Saved data entries:
☆ ☆ ☆ ☆

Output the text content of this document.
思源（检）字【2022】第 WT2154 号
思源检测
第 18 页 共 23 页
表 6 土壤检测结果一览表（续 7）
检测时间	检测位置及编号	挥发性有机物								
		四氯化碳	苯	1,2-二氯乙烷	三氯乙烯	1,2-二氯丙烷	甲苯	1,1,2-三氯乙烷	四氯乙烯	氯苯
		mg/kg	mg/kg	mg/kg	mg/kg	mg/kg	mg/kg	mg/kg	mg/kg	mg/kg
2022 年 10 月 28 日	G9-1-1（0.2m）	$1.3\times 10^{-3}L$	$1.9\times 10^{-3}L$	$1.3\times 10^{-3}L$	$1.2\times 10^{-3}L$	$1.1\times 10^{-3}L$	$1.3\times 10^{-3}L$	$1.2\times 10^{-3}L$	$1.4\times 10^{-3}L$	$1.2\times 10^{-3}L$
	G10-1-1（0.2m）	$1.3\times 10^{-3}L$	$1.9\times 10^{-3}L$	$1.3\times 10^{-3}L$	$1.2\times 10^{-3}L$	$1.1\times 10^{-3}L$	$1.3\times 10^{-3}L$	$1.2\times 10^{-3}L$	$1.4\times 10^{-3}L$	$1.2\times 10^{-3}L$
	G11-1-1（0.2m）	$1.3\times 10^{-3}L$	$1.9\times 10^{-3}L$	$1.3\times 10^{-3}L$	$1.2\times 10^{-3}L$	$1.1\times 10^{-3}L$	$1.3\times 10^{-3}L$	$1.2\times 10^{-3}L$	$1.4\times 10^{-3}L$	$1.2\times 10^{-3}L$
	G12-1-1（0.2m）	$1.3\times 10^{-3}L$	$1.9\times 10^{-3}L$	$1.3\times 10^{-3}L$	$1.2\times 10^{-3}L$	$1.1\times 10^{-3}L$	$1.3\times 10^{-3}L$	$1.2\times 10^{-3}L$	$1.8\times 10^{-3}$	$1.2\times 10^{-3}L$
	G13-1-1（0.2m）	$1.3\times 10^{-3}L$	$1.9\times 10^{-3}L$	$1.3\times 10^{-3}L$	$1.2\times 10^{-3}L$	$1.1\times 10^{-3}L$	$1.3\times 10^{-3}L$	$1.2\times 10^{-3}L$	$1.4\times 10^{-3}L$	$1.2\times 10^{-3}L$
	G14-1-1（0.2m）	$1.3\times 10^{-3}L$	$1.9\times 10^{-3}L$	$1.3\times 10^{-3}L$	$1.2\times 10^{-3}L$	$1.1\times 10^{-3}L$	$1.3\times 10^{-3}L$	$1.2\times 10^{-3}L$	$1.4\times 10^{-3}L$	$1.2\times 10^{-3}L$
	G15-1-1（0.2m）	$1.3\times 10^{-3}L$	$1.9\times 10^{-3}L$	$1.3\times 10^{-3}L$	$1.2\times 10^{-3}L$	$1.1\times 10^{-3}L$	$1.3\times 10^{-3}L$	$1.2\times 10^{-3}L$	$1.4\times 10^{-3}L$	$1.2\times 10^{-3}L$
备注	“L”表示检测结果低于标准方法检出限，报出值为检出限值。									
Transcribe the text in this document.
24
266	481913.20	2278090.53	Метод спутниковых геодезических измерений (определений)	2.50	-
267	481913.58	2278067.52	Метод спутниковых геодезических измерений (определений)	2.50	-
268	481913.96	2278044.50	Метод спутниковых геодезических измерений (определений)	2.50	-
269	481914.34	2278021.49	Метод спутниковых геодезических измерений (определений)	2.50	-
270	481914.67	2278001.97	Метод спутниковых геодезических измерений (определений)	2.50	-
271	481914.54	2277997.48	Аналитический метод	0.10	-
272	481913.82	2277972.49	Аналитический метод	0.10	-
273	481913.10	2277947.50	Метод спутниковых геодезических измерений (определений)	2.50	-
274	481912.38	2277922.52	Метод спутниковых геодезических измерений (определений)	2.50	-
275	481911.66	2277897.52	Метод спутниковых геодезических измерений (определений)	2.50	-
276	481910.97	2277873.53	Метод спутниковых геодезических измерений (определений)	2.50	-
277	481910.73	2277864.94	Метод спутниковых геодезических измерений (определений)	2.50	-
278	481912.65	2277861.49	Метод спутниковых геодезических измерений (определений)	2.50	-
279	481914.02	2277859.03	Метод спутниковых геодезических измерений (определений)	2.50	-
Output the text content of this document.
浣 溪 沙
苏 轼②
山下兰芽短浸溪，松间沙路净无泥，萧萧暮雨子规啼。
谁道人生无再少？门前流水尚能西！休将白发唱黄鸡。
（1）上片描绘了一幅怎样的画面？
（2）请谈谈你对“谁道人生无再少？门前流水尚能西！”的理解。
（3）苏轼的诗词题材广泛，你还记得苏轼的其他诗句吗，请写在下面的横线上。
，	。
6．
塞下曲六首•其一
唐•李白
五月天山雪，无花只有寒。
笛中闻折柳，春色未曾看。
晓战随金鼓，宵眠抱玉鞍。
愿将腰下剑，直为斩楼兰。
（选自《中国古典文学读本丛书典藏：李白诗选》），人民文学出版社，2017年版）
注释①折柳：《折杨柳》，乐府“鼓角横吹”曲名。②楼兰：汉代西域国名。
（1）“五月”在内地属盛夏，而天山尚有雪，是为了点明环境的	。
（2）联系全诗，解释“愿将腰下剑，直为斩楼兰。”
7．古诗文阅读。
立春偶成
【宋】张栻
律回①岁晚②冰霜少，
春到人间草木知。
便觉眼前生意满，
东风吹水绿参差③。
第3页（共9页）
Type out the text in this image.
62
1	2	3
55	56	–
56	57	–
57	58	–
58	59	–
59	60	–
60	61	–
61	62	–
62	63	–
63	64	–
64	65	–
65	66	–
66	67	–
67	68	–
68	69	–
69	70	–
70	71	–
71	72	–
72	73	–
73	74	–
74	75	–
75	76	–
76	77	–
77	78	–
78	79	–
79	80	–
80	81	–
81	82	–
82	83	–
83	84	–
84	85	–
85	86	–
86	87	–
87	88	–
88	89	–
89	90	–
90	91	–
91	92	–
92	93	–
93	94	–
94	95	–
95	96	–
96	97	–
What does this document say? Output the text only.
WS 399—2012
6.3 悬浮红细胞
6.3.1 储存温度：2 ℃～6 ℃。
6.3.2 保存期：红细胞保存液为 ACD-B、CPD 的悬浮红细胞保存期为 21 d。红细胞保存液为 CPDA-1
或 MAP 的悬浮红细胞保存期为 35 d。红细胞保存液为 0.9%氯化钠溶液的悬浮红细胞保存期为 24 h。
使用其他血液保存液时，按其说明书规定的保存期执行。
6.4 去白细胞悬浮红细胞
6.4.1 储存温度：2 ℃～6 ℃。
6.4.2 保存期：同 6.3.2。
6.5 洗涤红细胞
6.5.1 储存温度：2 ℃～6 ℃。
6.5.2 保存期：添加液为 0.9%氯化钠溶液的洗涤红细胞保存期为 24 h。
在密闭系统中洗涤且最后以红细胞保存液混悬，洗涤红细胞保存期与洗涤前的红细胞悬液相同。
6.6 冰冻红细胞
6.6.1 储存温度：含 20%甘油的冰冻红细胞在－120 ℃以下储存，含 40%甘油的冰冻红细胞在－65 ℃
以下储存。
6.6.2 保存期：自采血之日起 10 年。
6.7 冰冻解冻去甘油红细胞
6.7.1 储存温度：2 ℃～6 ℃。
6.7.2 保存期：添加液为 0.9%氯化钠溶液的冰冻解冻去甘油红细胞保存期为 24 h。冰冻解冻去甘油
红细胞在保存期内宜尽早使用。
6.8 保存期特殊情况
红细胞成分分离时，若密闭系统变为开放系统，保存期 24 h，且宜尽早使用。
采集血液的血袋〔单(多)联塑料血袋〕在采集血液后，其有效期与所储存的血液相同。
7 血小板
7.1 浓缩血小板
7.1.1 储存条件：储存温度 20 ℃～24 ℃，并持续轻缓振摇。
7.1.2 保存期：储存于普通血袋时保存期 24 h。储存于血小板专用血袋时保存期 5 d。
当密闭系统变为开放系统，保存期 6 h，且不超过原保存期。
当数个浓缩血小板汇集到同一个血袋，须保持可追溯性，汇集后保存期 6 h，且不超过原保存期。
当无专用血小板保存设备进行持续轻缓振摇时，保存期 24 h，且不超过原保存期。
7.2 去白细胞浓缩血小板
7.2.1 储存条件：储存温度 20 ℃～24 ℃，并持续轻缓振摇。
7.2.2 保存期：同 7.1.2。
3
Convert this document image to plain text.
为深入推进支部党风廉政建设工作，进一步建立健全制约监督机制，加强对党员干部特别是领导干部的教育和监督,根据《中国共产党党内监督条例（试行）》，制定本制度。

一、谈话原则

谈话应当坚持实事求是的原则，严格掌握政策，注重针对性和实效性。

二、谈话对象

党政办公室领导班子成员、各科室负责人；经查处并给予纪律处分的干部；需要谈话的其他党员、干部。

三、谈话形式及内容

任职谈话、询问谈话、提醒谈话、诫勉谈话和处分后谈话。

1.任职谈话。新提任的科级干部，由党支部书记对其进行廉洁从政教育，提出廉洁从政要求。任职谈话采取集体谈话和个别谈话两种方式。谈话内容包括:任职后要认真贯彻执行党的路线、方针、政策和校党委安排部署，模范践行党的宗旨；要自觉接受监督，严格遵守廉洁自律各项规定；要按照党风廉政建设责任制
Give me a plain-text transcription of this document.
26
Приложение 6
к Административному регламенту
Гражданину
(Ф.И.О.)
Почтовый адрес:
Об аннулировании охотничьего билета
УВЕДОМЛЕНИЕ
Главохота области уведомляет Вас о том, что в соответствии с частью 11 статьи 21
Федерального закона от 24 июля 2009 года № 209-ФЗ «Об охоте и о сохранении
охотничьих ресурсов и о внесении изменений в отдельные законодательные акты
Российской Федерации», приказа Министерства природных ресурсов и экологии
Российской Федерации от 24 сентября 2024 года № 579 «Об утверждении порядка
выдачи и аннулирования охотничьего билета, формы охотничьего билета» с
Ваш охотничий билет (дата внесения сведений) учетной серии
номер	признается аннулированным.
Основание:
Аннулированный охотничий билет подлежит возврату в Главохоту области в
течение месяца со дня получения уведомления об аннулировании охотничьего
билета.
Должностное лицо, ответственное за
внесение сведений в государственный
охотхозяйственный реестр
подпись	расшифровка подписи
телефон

☆ ☆ ☆ ☆

Problem:
Among these entries, how many lines include the string "plain"? Reply with the number by itself.

Exercise result:
2